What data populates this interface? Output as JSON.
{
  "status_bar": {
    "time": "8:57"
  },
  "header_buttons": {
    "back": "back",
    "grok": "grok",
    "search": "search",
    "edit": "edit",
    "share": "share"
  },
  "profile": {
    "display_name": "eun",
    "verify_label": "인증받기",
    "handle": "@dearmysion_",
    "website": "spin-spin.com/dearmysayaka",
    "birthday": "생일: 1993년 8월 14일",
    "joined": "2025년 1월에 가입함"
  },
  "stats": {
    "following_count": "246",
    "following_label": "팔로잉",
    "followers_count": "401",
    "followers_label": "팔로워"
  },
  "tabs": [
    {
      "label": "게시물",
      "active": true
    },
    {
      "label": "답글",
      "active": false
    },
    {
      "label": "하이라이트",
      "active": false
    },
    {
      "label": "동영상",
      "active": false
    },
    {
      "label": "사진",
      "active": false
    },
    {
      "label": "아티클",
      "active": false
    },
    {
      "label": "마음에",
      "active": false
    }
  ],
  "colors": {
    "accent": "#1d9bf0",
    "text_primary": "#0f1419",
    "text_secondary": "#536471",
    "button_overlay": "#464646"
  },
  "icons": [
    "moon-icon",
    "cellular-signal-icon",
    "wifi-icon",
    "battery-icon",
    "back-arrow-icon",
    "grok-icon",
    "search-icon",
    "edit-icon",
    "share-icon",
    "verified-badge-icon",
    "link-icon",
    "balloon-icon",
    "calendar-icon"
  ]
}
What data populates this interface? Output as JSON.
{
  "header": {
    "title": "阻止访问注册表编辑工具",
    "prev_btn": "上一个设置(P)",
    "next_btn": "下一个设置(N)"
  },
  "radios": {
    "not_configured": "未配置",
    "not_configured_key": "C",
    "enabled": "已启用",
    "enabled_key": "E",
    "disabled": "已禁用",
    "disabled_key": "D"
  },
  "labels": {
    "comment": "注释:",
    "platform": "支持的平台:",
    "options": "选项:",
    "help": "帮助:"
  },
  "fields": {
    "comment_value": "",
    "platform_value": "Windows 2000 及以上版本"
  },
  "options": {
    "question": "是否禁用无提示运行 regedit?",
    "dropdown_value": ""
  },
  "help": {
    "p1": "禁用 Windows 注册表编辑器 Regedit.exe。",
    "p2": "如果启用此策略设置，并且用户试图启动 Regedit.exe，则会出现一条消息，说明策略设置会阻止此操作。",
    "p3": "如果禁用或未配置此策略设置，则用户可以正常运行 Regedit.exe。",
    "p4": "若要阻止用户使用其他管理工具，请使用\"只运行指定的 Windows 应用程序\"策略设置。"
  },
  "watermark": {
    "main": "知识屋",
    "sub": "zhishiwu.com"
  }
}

• _What this task involves_
Repeat the entries shown above, every one, word for word.

• _Answer for this exercise_
What data populates this interface? Output as JSON.
{
  "status_bar": {
    "time": "8:57"
  },
  "header_buttons": {
    "back": "back",
    "grok": "grok",
    "search": "search",
    "edit": "edit",
    "share": "share"
  },
  "profile": {
    "display_name": "eun",
    "verify_label": "인증받기",
    "handle": "@dearmysion_",
    "website": "spin-spin.com/dearmysayaka",
    "birthday": "생일: 1993년 8월 14일",
    "joined": "2025년 1월에 가입함"
  },
  "stats": {
    "following_count": "246",
    "following_label": "팔로잉",
    "followers_count": "401",
    "followers_label": "팔로워"
  },
  "tabs": [
    {
      "label": "게시물",
      "active": true
    },
    {
      "label": "답글",
      "active": false
    },
    {
      "label": "하이라이트",
      "active": false
    },
    {
      "label": "동영상",
      "active": false
    },
    {
      "label": "사진",
      "active": false
    },
    {
      "label": "아티클",
      "active": false
    },
    {
      "label": "마음에",
      "active": false
    }
  ],
  "colors": {
    "accent": "#1d9bf0",
    "text_primary": "#0f1419",
    "text_secondary": "#536471",
    "button_overlay": "#464646"
  },
  "icons": [
    "moon-icon",
    "cellular-signal-icon",
    "wifi-icon",
    "battery-icon",
    "back-arrow-icon",
    "grok-icon",
    "search-icon",
    "edit-icon",
    "share-icon",
    "verified-badge-icon",
    "link-icon",
    "balloon-icon",
    "calendar-icon"
  ]
}
What data populates this interface? Output as JSON.
{
  "header": {
    "title": "阻止访问注册表编辑工具",
    "prev_btn": "上一个设置(P)",
    "next_btn": "下一个设置(N)"
  },
  "radios": {
    "not_configured": "未配置",
    "not_configured_key": "C",
    "enabled": "已启用",
    "enabled_key": "E",
    "disabled": "已禁用",
    "disabled_key": "D"
  },
  "labels": {
    "comment": "注释:",
    "platform": "支持的平台:",
    "options": "选项:",
    "help": "帮助:"
  },
  "fields": {
    "comment_value": "",
    "platform_value": "Windows 2000 及以上版本"
  },
  "options": {
    "question": "是否禁用无提示运行 regedit?",
    "dropdown_value": ""
  },
  "help": {
    "p1": "禁用 Windows 注册表编辑器 Regedit.exe。",
    "p2": "如果启用此策略设置，并且用户试图启动 Regedit.exe，则会出现一条消息，说明策略设置会阻止此操作。",
    "p3": "如果禁用或未配置此策略设置，则用户可以正常运行 Regedit.exe。",
    "p4": "若要阻止用户使用其他管理工具，请使用\"只运行指定的 Windows 应用程序\"策略设置。"
  },
  "watermark": {
    "main": "知识屋",
    "sub": "zhishiwu.com"
  }
}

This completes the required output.